- [TASK TO COMPLETE]: Look through the records below, and copy out every line that holds the string "φλεγμονή".

- [MATERIAL PROVIDED]:

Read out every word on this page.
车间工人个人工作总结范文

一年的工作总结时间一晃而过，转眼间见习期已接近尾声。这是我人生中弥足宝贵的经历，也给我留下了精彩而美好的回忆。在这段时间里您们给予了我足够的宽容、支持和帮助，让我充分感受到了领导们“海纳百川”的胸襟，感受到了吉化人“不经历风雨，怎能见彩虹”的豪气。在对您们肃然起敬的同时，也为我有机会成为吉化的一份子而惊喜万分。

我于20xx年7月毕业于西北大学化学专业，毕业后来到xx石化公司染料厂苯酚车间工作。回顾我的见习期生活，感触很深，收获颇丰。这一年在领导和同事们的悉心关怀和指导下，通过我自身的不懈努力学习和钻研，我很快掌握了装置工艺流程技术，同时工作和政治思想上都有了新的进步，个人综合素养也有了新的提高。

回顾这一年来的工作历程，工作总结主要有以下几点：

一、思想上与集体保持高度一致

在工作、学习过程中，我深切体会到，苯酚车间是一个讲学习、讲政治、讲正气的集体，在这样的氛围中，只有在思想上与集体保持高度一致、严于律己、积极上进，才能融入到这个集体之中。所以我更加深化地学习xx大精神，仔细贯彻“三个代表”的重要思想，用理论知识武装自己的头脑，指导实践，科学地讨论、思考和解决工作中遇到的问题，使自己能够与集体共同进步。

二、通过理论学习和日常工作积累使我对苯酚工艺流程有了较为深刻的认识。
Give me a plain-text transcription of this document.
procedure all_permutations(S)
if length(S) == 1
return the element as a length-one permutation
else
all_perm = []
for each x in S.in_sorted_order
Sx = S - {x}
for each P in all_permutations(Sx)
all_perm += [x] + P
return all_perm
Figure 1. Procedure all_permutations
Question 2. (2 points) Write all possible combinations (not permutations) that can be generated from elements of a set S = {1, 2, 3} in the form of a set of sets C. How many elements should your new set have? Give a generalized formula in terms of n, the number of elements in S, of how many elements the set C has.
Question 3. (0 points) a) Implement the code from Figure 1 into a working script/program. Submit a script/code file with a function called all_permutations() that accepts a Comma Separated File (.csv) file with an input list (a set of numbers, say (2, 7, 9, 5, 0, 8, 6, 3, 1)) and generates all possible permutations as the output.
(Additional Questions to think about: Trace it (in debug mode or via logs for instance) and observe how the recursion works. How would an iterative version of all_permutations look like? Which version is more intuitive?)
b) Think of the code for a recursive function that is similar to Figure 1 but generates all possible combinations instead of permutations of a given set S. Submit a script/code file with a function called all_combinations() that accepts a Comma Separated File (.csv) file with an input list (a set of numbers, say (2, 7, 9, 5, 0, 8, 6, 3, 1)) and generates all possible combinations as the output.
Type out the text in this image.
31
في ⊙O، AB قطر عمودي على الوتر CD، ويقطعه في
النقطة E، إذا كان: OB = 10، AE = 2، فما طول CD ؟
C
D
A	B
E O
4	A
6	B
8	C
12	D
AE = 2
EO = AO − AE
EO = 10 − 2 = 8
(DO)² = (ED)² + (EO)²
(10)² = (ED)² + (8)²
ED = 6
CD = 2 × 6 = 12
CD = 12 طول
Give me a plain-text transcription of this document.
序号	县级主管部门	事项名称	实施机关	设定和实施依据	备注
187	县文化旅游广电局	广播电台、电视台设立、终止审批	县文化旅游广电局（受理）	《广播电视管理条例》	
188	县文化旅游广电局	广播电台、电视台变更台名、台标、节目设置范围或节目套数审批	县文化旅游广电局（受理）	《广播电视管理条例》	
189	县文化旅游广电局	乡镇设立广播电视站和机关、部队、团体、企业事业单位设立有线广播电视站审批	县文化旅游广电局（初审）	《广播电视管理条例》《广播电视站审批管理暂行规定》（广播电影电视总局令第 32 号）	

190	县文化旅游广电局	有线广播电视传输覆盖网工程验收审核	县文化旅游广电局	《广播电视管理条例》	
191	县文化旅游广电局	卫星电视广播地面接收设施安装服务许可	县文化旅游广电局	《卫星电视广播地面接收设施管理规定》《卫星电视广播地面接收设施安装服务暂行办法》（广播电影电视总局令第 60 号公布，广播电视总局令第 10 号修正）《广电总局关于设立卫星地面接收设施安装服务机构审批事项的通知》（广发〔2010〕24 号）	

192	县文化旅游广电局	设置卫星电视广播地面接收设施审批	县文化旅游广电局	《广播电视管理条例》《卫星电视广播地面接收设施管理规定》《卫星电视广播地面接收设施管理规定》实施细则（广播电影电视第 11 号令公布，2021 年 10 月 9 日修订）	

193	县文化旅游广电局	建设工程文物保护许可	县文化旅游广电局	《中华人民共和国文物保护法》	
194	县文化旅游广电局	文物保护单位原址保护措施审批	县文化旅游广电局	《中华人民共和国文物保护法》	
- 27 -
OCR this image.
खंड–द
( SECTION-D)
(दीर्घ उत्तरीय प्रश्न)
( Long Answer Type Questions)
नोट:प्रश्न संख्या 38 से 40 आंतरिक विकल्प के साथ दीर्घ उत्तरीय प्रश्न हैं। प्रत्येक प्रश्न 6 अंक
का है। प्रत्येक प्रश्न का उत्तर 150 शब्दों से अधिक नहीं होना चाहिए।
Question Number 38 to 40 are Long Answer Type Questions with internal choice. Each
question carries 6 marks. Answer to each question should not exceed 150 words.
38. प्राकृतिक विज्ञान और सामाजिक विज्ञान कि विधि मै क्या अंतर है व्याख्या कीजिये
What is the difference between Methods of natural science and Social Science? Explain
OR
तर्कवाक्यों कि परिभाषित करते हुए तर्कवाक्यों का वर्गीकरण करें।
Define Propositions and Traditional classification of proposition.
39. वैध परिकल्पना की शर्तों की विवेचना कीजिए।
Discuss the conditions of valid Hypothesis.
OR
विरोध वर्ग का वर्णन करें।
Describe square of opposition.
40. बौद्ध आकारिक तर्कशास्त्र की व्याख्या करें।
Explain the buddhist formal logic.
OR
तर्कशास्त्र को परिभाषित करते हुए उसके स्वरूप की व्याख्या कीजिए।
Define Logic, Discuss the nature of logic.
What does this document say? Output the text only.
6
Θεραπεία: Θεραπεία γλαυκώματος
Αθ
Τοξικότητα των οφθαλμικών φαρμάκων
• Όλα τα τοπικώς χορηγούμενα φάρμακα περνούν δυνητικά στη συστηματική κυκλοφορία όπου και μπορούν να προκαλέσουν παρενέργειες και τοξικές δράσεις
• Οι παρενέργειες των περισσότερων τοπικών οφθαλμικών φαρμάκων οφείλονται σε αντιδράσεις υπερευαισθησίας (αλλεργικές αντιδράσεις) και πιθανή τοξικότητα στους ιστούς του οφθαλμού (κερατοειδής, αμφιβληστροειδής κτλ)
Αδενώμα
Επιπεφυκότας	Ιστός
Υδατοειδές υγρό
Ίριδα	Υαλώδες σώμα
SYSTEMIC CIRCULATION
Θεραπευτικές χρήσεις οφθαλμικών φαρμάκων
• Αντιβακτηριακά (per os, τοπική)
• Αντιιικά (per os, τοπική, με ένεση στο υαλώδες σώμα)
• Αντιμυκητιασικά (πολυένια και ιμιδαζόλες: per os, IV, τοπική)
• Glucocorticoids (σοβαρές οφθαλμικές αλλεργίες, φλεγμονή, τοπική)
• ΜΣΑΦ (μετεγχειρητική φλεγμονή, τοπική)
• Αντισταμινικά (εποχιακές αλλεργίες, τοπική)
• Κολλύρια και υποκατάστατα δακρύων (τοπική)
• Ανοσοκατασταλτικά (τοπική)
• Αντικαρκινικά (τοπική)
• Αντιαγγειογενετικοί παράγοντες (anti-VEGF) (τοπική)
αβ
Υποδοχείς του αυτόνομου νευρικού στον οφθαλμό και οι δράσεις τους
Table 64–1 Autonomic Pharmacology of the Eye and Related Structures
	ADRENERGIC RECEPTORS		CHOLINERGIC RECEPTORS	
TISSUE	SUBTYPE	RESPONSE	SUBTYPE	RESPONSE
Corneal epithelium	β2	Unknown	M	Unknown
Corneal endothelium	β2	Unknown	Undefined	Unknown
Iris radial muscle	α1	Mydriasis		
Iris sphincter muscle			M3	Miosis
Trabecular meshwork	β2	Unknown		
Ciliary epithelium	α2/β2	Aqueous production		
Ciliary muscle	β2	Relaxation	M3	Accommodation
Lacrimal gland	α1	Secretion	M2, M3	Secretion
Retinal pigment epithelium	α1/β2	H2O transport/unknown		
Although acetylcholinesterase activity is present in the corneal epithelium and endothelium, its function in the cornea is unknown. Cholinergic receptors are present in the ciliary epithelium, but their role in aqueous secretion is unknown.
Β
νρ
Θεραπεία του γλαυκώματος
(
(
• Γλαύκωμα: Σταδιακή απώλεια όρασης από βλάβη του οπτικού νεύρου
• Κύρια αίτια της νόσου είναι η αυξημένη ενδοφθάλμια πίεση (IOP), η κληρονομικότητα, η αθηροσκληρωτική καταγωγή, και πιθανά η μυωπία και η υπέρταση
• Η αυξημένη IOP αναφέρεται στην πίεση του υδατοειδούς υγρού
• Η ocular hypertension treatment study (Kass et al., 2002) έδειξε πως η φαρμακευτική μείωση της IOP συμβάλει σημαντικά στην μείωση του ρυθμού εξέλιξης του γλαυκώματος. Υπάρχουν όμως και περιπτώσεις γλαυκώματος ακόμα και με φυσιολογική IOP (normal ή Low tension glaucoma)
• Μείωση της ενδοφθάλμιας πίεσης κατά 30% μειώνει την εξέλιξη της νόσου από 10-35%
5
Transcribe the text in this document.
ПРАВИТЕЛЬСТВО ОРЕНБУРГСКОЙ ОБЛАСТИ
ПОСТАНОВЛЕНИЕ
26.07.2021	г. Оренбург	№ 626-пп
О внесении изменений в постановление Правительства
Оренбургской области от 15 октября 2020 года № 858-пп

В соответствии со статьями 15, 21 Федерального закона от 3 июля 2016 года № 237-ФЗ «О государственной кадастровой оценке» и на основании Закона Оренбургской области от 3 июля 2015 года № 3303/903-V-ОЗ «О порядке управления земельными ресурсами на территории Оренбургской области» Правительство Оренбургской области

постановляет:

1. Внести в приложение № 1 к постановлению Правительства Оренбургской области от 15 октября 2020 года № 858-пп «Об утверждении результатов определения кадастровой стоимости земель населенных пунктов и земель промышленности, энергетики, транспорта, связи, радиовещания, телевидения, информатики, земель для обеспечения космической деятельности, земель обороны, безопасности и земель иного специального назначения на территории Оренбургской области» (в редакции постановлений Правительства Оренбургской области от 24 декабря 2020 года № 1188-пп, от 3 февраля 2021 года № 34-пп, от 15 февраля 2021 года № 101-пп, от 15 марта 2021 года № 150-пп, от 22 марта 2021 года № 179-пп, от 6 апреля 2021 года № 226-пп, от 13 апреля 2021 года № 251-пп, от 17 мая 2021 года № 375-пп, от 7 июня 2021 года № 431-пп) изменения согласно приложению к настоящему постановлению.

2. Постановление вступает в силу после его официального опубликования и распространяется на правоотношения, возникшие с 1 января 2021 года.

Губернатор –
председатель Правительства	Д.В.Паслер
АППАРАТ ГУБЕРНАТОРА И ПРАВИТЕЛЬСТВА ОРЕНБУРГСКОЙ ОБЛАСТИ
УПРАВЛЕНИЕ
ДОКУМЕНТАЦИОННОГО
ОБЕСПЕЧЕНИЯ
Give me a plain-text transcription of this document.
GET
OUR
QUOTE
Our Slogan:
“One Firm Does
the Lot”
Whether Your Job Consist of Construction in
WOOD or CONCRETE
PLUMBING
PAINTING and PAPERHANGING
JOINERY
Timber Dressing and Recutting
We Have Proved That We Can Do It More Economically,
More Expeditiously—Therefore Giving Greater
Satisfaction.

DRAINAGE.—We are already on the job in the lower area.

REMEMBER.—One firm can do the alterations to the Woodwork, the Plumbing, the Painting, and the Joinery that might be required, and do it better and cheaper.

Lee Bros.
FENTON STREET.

- [COMPLETED EXERCISE]:
• Glucocorticoids (σοβαρές οφθαλμικές αλλεργίες, φλεγμονή, τοπική)
• ΜΣΑΦ (μετεγχειρητική φλεγμονή, τοπική)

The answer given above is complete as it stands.